> _What is being asked_:
Write out each line exactly as given. Leave the pictures out of your copy.

> _Data to process_:
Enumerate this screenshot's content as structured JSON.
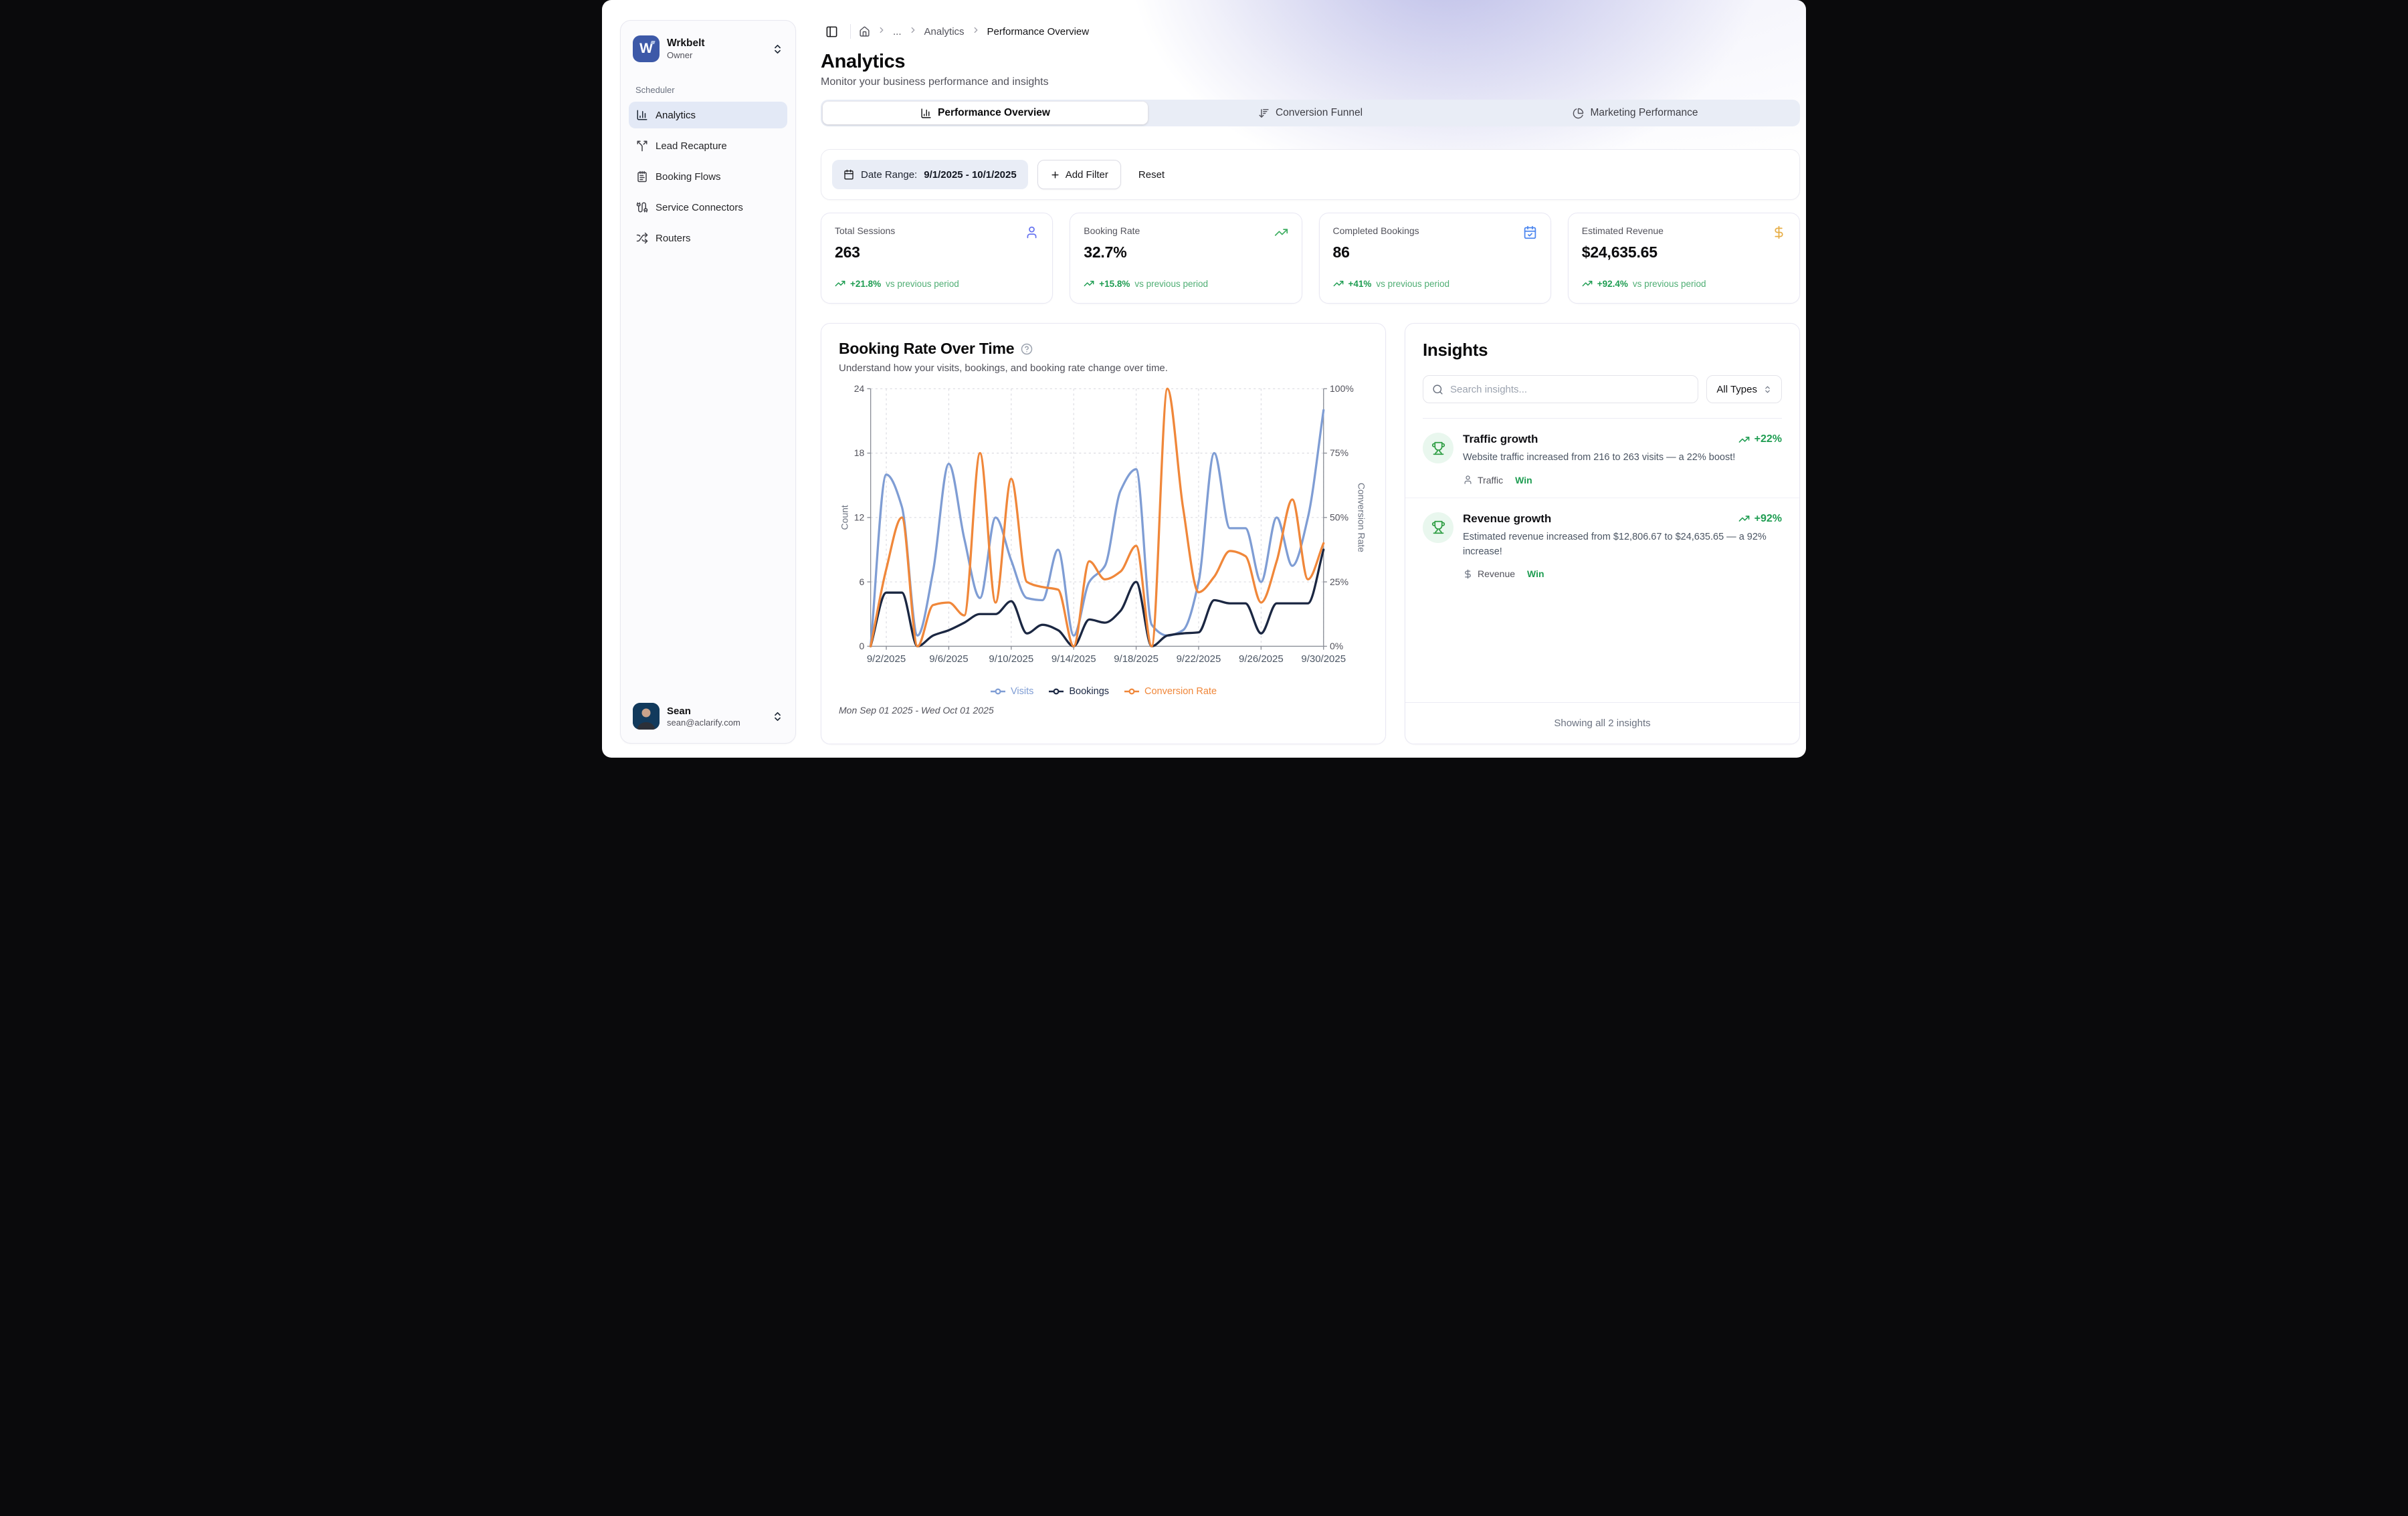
{
  "sidebar": {
    "workspace": {
      "name": "Wrkbelt",
      "role": "Owner",
      "logo_letter": "W"
    },
    "section_label": "Scheduler",
    "items": [
      {
        "label": "Analytics",
        "icon": "chart-column-icon",
        "active": true
      },
      {
        "label": "Lead Recapture",
        "icon": "split-icon",
        "active": false
      },
      {
        "label": "Booking Flows",
        "icon": "notepad-icon",
        "active": false
      },
      {
        "label": "Service Connectors",
        "icon": "cable-icon",
        "active": false
      },
      {
        "label": "Routers",
        "icon": "shuffle-icon",
        "active": false
      }
    ],
    "user": {
      "name": "Sean",
      "email": "sean@aclarify.com"
    }
  },
  "breadcrumb": {
    "ellipsis": "...",
    "parent": "Analytics",
    "current": "Performance Overview"
  },
  "header": {
    "title": "Analytics",
    "subtitle": "Monitor your business performance and insights"
  },
  "tabs": [
    {
      "label": "Performance Overview",
      "icon": "chart-column-icon",
      "active": true
    },
    {
      "label": "Conversion Funnel",
      "icon": "funnel-icon",
      "active": false
    },
    {
      "label": "Marketing Performance",
      "icon": "chart-pie-icon",
      "active": false
    }
  ],
  "filters": {
    "date_range_label": "Date Range:",
    "date_range_value": "9/1/2025 - 10/1/2025",
    "add_filter": "Add Filter",
    "reset": "Reset"
  },
  "kpis": [
    {
      "label": "Total Sessions",
      "value": "263",
      "delta": "+21.8%",
      "delta_note": "vs previous period",
      "icon": "user-icon",
      "icon_color": "#6774f0"
    },
    {
      "label": "Booking Rate",
      "value": "32.7%",
      "delta": "+15.8%",
      "delta_note": "vs previous period",
      "icon": "trending-up-icon",
      "icon_color": "#3fae62"
    },
    {
      "label": "Completed Bookings",
      "value": "86",
      "delta": "+41%",
      "delta_note": "vs previous period",
      "icon": "calendar-check-icon",
      "icon_color": "#4c86ef"
    },
    {
      "label": "Estimated Revenue",
      "value": "$24,635.65",
      "delta": "+92.4%",
      "delta_note": "vs previous period",
      "icon": "dollar-sign-icon",
      "icon_color": "#e7ae47"
    }
  ],
  "chart_card": {
    "title": "Booking Rate Over Time",
    "subtitle": "Understand how your visits, bookings, and booking rate change over time.",
    "footer_range": "Mon Sep 01 2025 - Wed Oct 01 2025"
  },
  "chart_data": {
    "type": "line",
    "title": "Booking Rate Over Time",
    "x": [
      "9/1/2025",
      "9/2/2025",
      "9/3/2025",
      "9/4/2025",
      "9/5/2025",
      "9/6/2025",
      "9/7/2025",
      "9/8/2025",
      "9/9/2025",
      "9/10/2025",
      "9/11/2025",
      "9/12/2025",
      "9/13/2025",
      "9/14/2025",
      "9/15/2025",
      "9/16/2025",
      "9/17/2025",
      "9/18/2025",
      "9/19/2025",
      "9/20/2025",
      "9/21/2025",
      "9/22/2025",
      "9/23/2025",
      "9/24/2025",
      "9/25/2025",
      "9/26/2025",
      "9/27/2025",
      "9/28/2025",
      "9/29/2025",
      "9/30/2025"
    ],
    "x_tick_indices": [
      1,
      5,
      9,
      13,
      17,
      21,
      25,
      29
    ],
    "left_axis": {
      "label": "Count",
      "ticks": [
        0,
        6,
        12,
        18,
        24
      ],
      "max": 24
    },
    "right_axis": {
      "label": "Conversion Rate",
      "ticks": [
        "0%",
        "25%",
        "50%",
        "75%",
        "100%"
      ],
      "max": 100
    },
    "grid": true,
    "legend_position": "bottom",
    "series": [
      {
        "name": "Visits",
        "axis": "left",
        "color": "#7f9dd4",
        "values": [
          0,
          16,
          13,
          1,
          7,
          17,
          10,
          4.5,
          12,
          8,
          4.5,
          4.3,
          9,
          1,
          6,
          7.5,
          14.5,
          16.5,
          2,
          1,
          1.5,
          6,
          18,
          11,
          11,
          6,
          12,
          7.5,
          12,
          22
        ]
      },
      {
        "name": "Bookings",
        "axis": "left",
        "color": "#1b2742",
        "values": [
          0,
          5,
          5,
          0,
          1,
          1.5,
          2.2,
          3,
          3,
          4.2,
          1.2,
          2,
          1.5,
          0,
          2.5,
          2.2,
          3.3,
          6,
          0,
          1,
          1.2,
          1.3,
          4.3,
          4,
          4,
          1.2,
          4,
          4,
          4,
          9
        ]
      },
      {
        "name": "Conversion Rate",
        "axis": "right",
        "color": "#f0873a",
        "values": [
          0,
          30,
          50,
          0,
          16,
          17,
          12,
          75,
          17,
          65,
          25,
          23,
          22,
          0,
          33,
          26,
          29,
          39,
          0,
          100,
          54,
          21,
          27,
          37,
          35,
          17,
          33,
          57,
          26,
          40
        ]
      }
    ]
  },
  "insights": {
    "title": "Insights",
    "search_placeholder": "Search insights...",
    "type_filter_value": "All Types",
    "items": [
      {
        "title": "Traffic growth",
        "delta": "+22%",
        "description": "Website traffic increased from 216 to 263 visits — a 22% boost!",
        "category": "Traffic",
        "badge": "Win"
      },
      {
        "title": "Revenue growth",
        "delta": "+92%",
        "description": "Estimated revenue increased from $12,806.67 to $24,635.65 — a 92% increase!",
        "category": "Revenue",
        "badge": "Win"
      }
    ],
    "footer": "Showing all 2 insights"
  }
}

> _Result_:
Enumerate this screenshot's content as structured JSON.
{
  "sidebar": {
    "workspace": {
      "name": "Wrkbelt",
      "role": "Owner",
      "logo_letter": "W"
    },
    "section_label": "Scheduler",
    "items": [
      {
        "label": "Analytics",
        "icon": "chart-column-icon",
        "active": true
      },
      {
        "label": "Lead Recapture",
        "icon": "split-icon",
        "active": false
      },
      {
        "label": "Booking Flows",
        "icon": "notepad-icon",
        "active": false
      },
      {
        "label": "Service Connectors",
        "icon": "cable-icon",
        "active": false
      },
      {
        "label": "Routers",
        "icon": "shuffle-icon",
        "active": false
      }
    ],
    "user": {
      "name": "Sean",
      "email": "sean@aclarify.com"
    }
  },
  "breadcrumb": {
    "ellipsis": "...",
    "parent": "Analytics",
    "current": "Performance Overview"
  },
  "header": {
    "title": "Analytics",
    "subtitle": "Monitor your business performance and insights"
  },
  "tabs": [
    {
      "label": "Performance Overview",
      "icon": "chart-column-icon",
      "active": true
    },
    {
      "label": "Conversion Funnel",
      "icon": "funnel-icon",
      "active": false
    },
    {
      "label": "Marketing Performance",
      "icon": "chart-pie-icon",
      "active": false
    }
  ],
  "filters": {
    "date_range_label": "Date Range:",
    "date_range_value": "9/1/2025 - 10/1/2025",
    "add_filter": "Add Filter",
    "reset": "Reset"
  },
  "kpis": [
    {
      "label": "Total Sessions",
      "value": "263",
      "delta": "+21.8%",
      "delta_note": "vs previous period",
      "icon": "user-icon",
      "icon_color": "#6774f0"
    },
    {
      "label": "Booking Rate",
      "value": "32.7%",
      "delta": "+15.8%",
      "delta_note": "vs previous period",
      "icon": "trending-up-icon",
      "icon_color": "#3fae62"
    },
    {
      "label": "Completed Bookings",
      "value": "86",
      "delta": "+41%",
      "delta_note": "vs previous period",
      "icon": "calendar-check-icon",
      "icon_color": "#4c86ef"
    },
    {
      "label": "Estimated Revenue",
      "value": "$24,635.65",
      "delta": "+92.4%",
      "delta_note": "vs previous period",
      "icon": "dollar-sign-icon",
      "icon_color": "#e7ae47"
    }
  ],
  "chart_card": {
    "title": "Booking Rate Over Time",
    "subtitle": "Understand how your visits, bookings, and booking rate change over time.",
    "footer_range": "Mon Sep 01 2025 - Wed Oct 01 2025"
  },
  "chart_data": {
    "type": "line",
    "title": "Booking Rate Over Time",
    "x": [
      "9/1/2025",
      "9/2/2025",
      "9/3/2025",
      "9/4/2025",
      "9/5/2025",
      "9/6/2025",
      "9/7/2025",
      "9/8/2025",
      "9/9/2025",
      "9/10/2025",
      "9/11/2025",
      "9/12/2025",
      "9/13/2025",
      "9/14/2025",
      "9/15/2025",
      "9/16/2025",
      "9/17/2025",
      "9/18/2025",
      "9/19/2025",
      "9/20/2025",
      "9/21/2025",
      "9/22/2025",
      "9/23/2025",
      "9/24/2025",
      "9/25/2025",
      "9/26/2025",
      "9/27/2025",
      "9/28/2025",
      "9/29/2025",
      "9/30/2025"
    ],
    "x_tick_indices": [
      1,
      5,
      9,
      13,
      17,
      21,
      25,
      29
    ],
    "left_axis": {
      "label": "Count",
      "ticks": [
        0,
        6,
        12,
        18,
        24
      ],
      "max": 24
    },
    "right_axis": {
      "label": "Conversion Rate",
      "ticks": [
        "0%",
        "25%",
        "50%",
        "75%",
        "100%"
      ],
      "max": 100
    },
    "grid": true,
    "legend_position": "bottom",
    "series": [
      {
        "name": "Visits",
        "axis": "left",
        "color": "#7f9dd4",
        "values": [
          0,
          16,
          13,
          1,
          7,
          17,
          10,
          4.5,
          12,
          8,
          4.5,
          4.3,
          9,
          1,
          6,
          7.5,
          14.5,
          16.5,
          2,
          1,
          1.5,
          6,
          18,
          11,
          11,
          6,
          12,
          7.5,
          12,
          22
        ]
      },
      {
        "name": "Bookings",
        "axis": "left",
        "color": "#1b2742",
        "values": [
          0,
          5,
          5,
          0,
          1,
          1.5,
          2.2,
          3,
          3,
          4.2,
          1.2,
          2,
          1.5,
          0,
          2.5,
          2.2,
          3.3,
          6,
          0,
          1,
          1.2,
          1.3,
          4.3,
          4,
          4,
          1.2,
          4,
          4,
          4,
          9
        ]
      },
      {
        "name": "Conversion Rate",
        "axis": "right",
        "color": "#f0873a",
        "values": [
          0,
          30,
          50,
          0,
          16,
          17,
          12,
          75,
          17,
          65,
          25,
          23,
          22,
          0,
          33,
          26,
          29,
          39,
          0,
          100,
          54,
          21,
          27,
          37,
          35,
          17,
          33,
          57,
          26,
          40
        ]
      }
    ]
  },
  "insights": {
    "title": "Insights",
    "search_placeholder": "Search insights...",
    "type_filter_value": "All Types",
    "items": [
      {
        "title": "Traffic growth",
        "delta": "+22%",
        "description": "Website traffic increased from 216 to 263 visits — a 22% boost!",
        "category": "Traffic",
        "badge": "Win"
      },
      {
        "title": "Revenue growth",
        "delta": "+92%",
        "description": "Estimated revenue increased from $12,806.67 to $24,635.65 — a 92% increase!",
        "category": "Revenue",
        "badge": "Win"
      }
    ],
    "footer": "Showing all 2 insights"
  }
}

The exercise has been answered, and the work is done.